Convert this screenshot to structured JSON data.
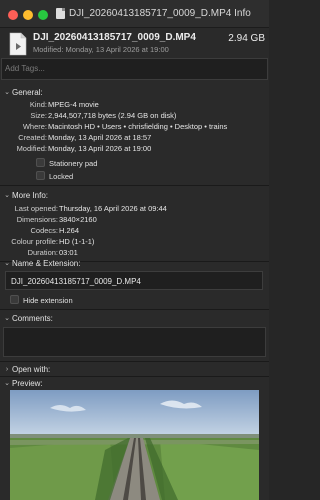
{
  "window": {
    "title": "DJI_20260413185717_0009_D.MP4 Info"
  },
  "file": {
    "name": "DJI_20260413185717_0009_D.MP4",
    "size": "2.94 GB",
    "modified": "Modified: Monday, 13 April 2026 at 19:00"
  },
  "tags": {
    "placeholder": "Add Tags..."
  },
  "general": {
    "title": "General:",
    "rows": [
      {
        "key": "Kind:",
        "value": "MPEG-4 movie"
      },
      {
        "key": "Size:",
        "value": "2,944,507,718 bytes (2.94 GB on disk)"
      },
      {
        "key": "Where:",
        "value": "Macintosh HD • Users • chrisfielding • Desktop • trains"
      },
      {
        "key": "Created:",
        "value": "Monday, 13 April 2026 at 18:57"
      },
      {
        "key": "Modified:",
        "value": "Monday, 13 April 2026 at 19:00"
      }
    ],
    "stationery": "Stationery pad",
    "locked": "Locked"
  },
  "more_info": {
    "title": "More Info:",
    "rows": [
      {
        "key": "Last opened:",
        "value": "Thursday, 16 April 2026 at 09:44"
      },
      {
        "key": "Dimensions:",
        "value": "3840×2160"
      },
      {
        "key": "Codecs:",
        "value": "H.264"
      },
      {
        "key": "Colour profile:",
        "value": "HD (1-1-1)"
      },
      {
        "key": "Duration:",
        "value": "03:01"
      }
    ]
  },
  "name_ext": {
    "title": "Name & Extension:",
    "value": "DJI_20260413185717_0009_D.MP4",
    "hide_extension": "Hide extension"
  },
  "comments": {
    "title": "Comments:"
  },
  "open_with": {
    "title": "Open with:"
  },
  "preview": {
    "title": "Preview:"
  },
  "colors": {
    "close": "#ff5f57",
    "minimize": "#febc2e",
    "zoom": "#28c840",
    "window_bg": "#2a2a2a"
  }
}
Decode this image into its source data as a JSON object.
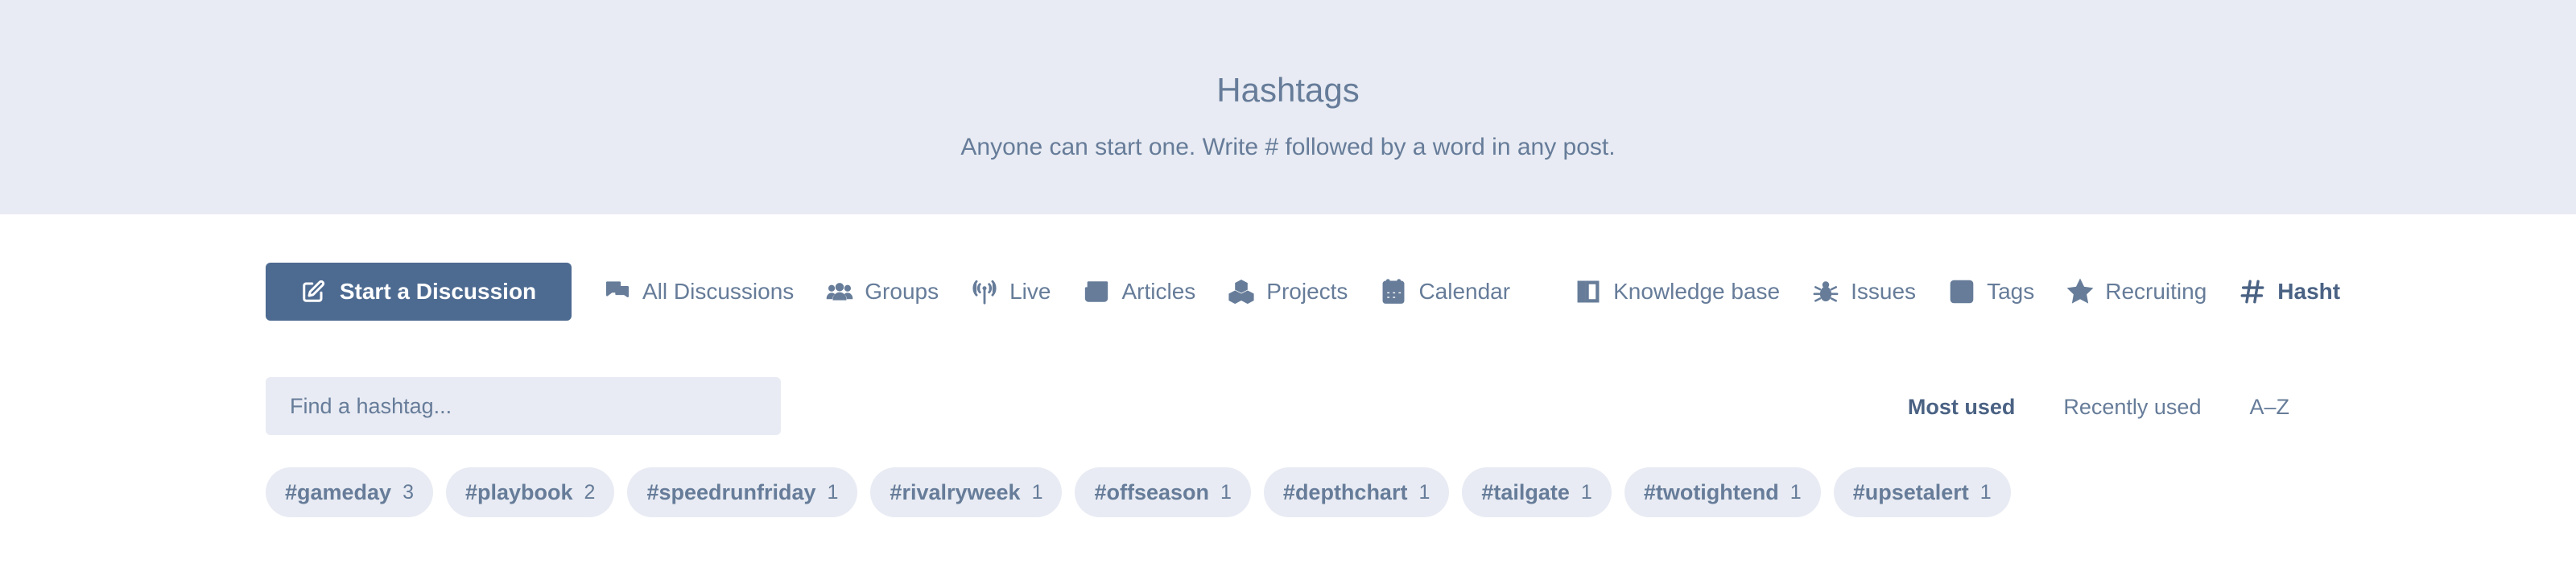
{
  "hero": {
    "title": "Hashtags",
    "subtitle": "Anyone can start one. Write # followed by a word in any post."
  },
  "nav": {
    "start_label": "Start a Discussion",
    "items": [
      {
        "label": "All Discussions",
        "icon": "chat-icon"
      },
      {
        "label": "Groups",
        "icon": "users-icon"
      },
      {
        "label": "Live",
        "icon": "broadcast-icon"
      },
      {
        "label": "Articles",
        "icon": "newspaper-icon"
      },
      {
        "label": "Projects",
        "icon": "cubes-icon"
      },
      {
        "label": "Calendar",
        "icon": "calendar-icon"
      },
      {
        "label": "Knowledge base",
        "icon": "book-icon"
      },
      {
        "label": "Issues",
        "icon": "bug-icon"
      },
      {
        "label": "Tags",
        "icon": "grid-icon"
      },
      {
        "label": "Recruiting",
        "icon": "star-icon"
      },
      {
        "label": "Hasht",
        "icon": "hash-icon"
      }
    ]
  },
  "search": {
    "placeholder": "Find a hashtag..."
  },
  "sort": {
    "options": [
      "Most used",
      "Recently used",
      "A–Z"
    ],
    "active": "Most used"
  },
  "tags": [
    {
      "name": "#gameday",
      "count": "3"
    },
    {
      "name": "#playbook",
      "count": "2"
    },
    {
      "name": "#speedrunfriday",
      "count": "1"
    },
    {
      "name": "#rivalryweek",
      "count": "1"
    },
    {
      "name": "#offseason",
      "count": "1"
    },
    {
      "name": "#depthchart",
      "count": "1"
    },
    {
      "name": "#tailgate",
      "count": "1"
    },
    {
      "name": "#twotightend",
      "count": "1"
    },
    {
      "name": "#upsetalert",
      "count": "1"
    }
  ],
  "colors": {
    "accent": "#4d6a91",
    "hero_bg": "#e8ebf3",
    "text": "#667c99"
  }
}
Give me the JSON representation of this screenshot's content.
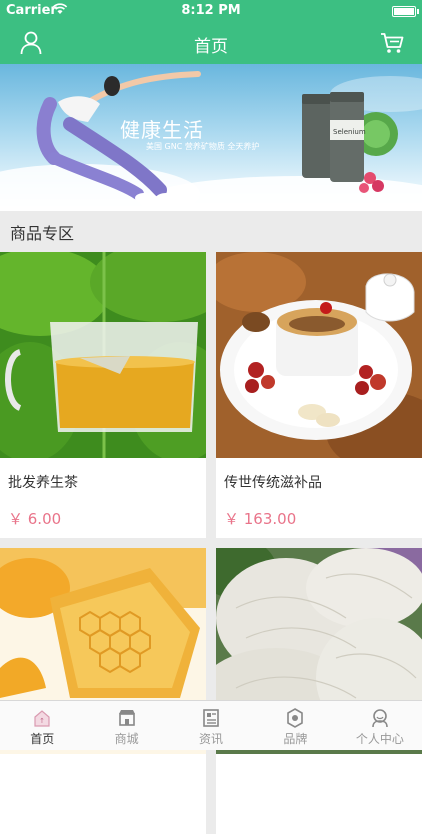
{
  "status_bar": {
    "carrier": "Carrier",
    "time": "8:12 PM"
  },
  "navbar": {
    "title": "首页",
    "user_icon": "user-icon",
    "cart_icon": "cart-icon",
    "color": "#3cbf82"
  },
  "banner": {
    "title": "健康生活",
    "subtitle": "美国 GNC 营养矿物质 全天养护",
    "product_label": "Selenium"
  },
  "section": {
    "title": "商品专区"
  },
  "products": [
    {
      "name": "批发养生茶",
      "price": "￥ 6.00"
    },
    {
      "name": "传世传统滋补品",
      "price": "￥ 163.00"
    },
    {
      "name": "",
      "price": ""
    },
    {
      "name": "",
      "price": ""
    }
  ],
  "tabbar": {
    "items": [
      {
        "label": "首页",
        "icon": "home-icon",
        "active": true
      },
      {
        "label": "商城",
        "icon": "store-icon",
        "active": false
      },
      {
        "label": "资讯",
        "icon": "news-icon",
        "active": false
      },
      {
        "label": "品牌",
        "icon": "brand-icon",
        "active": false
      },
      {
        "label": "个人中心",
        "icon": "profile-icon",
        "active": false
      }
    ]
  },
  "colors": {
    "accent": "#3cbf82",
    "price": "#e9748a"
  }
}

────────────────

SET EXERCISE
An exact transcription of all the entries is required, without the pictures.

COMPLETED EXERCISE
Convert this screenshot to structured JSON data.
{
  "window": {
    "title": "DJI_20260413185717_0009_D.MP4 Info"
  },
  "file": {
    "name": "DJI_20260413185717_0009_D.MP4",
    "size": "2.94 GB",
    "modified": "Modified: Monday, 13 April 2026 at 19:00"
  },
  "tags": {
    "placeholder": "Add Tags..."
  },
  "general": {
    "title": "General:",
    "rows": [
      {
        "key": "Kind:",
        "value": "MPEG-4 movie"
      },
      {
        "key": "Size:",
        "value": "2,944,507,718 bytes (2.94 GB on disk)"
      },
      {
        "key": "Where:",
        "value": "Macintosh HD • Users • chrisfielding • Desktop • trains"
      },
      {
        "key": "Created:",
        "value": "Monday, 13 April 2026 at 18:57"
      },
      {
        "key": "Modified:",
        "value": "Monday, 13 April 2026 at 19:00"
      }
    ],
    "stationery": "Stationery pad",
    "locked": "Locked"
  },
  "more_info": {
    "title": "More Info:",
    "rows": [
      {
        "key": "Last opened:",
        "value": "Thursday, 16 April 2026 at 09:44"
      },
      {
        "key": "Dimensions:",
        "value": "3840×2160"
      },
      {
        "key": "Codecs:",
        "value": "H.264"
      },
      {
        "key": "Colour profile:",
        "value": "HD (1-1-1)"
      },
      {
        "key": "Duration:",
        "value": "03:01"
      }
    ]
  },
  "name_ext": {
    "title": "Name & Extension:",
    "value": "DJI_20260413185717_0009_D.MP4",
    "hide_extension": "Hide extension"
  },
  "comments": {
    "title": "Comments:"
  },
  "open_with": {
    "title": "Open with:"
  },
  "preview": {
    "title": "Preview:"
  },
  "colors": {
    "close": "#ff5f57",
    "minimize": "#febc2e",
    "zoom": "#28c840",
    "window_bg": "#2a2a2a"
  }
}
Decode this image into its source data as a JSON object.
{
  "hero": {
    "title": "Hashtags",
    "subtitle": "Anyone can start one. Write # followed by a word in any post."
  },
  "nav": {
    "start_label": "Start a Discussion",
    "items": [
      {
        "label": "All Discussions",
        "icon": "chat-icon"
      },
      {
        "label": "Groups",
        "icon": "users-icon"
      },
      {
        "label": "Live",
        "icon": "broadcast-icon"
      },
      {
        "label": "Articles",
        "icon": "newspaper-icon"
      },
      {
        "label": "Projects",
        "icon": "cubes-icon"
      },
      {
        "label": "Calendar",
        "icon": "calendar-icon"
      },
      {
        "label": "Knowledge base",
        "icon": "book-icon"
      },
      {
        "label": "Issues",
        "icon": "bug-icon"
      },
      {
        "label": "Tags",
        "icon": "grid-icon"
      },
      {
        "label": "Recruiting",
        "icon": "star-icon"
      },
      {
        "label": "Hasht",
        "icon": "hash-icon"
      }
    ]
  },
  "search": {
    "placeholder": "Find a hashtag..."
  },
  "sort": {
    "options": [
      "Most used",
      "Recently used",
      "A–Z"
    ],
    "active": "Most used"
  },
  "tags": [
    {
      "name": "#gameday",
      "count": "3"
    },
    {
      "name": "#playbook",
      "count": "2"
    },
    {
      "name": "#speedrunfriday",
      "count": "1"
    },
    {
      "name": "#rivalryweek",
      "count": "1"
    },
    {
      "name": "#offseason",
      "count": "1"
    },
    {
      "name": "#depthchart",
      "count": "1"
    },
    {
      "name": "#tailgate",
      "count": "1"
    },
    {
      "name": "#twotightend",
      "count": "1"
    },
    {
      "name": "#upsetalert",
      "count": "1"
    }
  ],
  "colors": {
    "accent": "#4d6a91",
    "hero_bg": "#e8ebf3",
    "text": "#667c99"
  }
}
Give me the JSON representation of this screenshot's content.
{
  "status_bar": {
    "carrier": "Carrier",
    "time": "8:12 PM"
  },
  "navbar": {
    "title": "首页",
    "user_icon": "user-icon",
    "cart_icon": "cart-icon",
    "color": "#3cbf82"
  },
  "banner": {
    "title": "健康生活",
    "subtitle": "美国 GNC 营养矿物质 全天养护",
    "product_label": "Selenium"
  },
  "section": {
    "title": "商品专区"
  },
  "products": [
    {
      "name": "批发养生茶",
      "price": "￥ 6.00"
    },
    {
      "name": "传世传统滋补品",
      "price": "￥ 163.00"
    },
    {
      "name": "",
      "price": ""
    },
    {
      "name": "",
      "price": ""
    }
  ],
  "tabbar": {
    "items": [
      {
        "label": "首页",
        "icon": "home-icon",
        "active": true
      },
      {
        "label": "商城",
        "icon": "store-icon",
        "active": false
      },
      {
        "label": "资讯",
        "icon": "news-icon",
        "active": false
      },
      {
        "label": "品牌",
        "icon": "brand-icon",
        "active": false
      },
      {
        "label": "个人中心",
        "icon": "profile-icon",
        "active": false
      }
    ]
  },
  "colors": {
    "accent": "#3cbf82",
    "price": "#e9748a"
  }
}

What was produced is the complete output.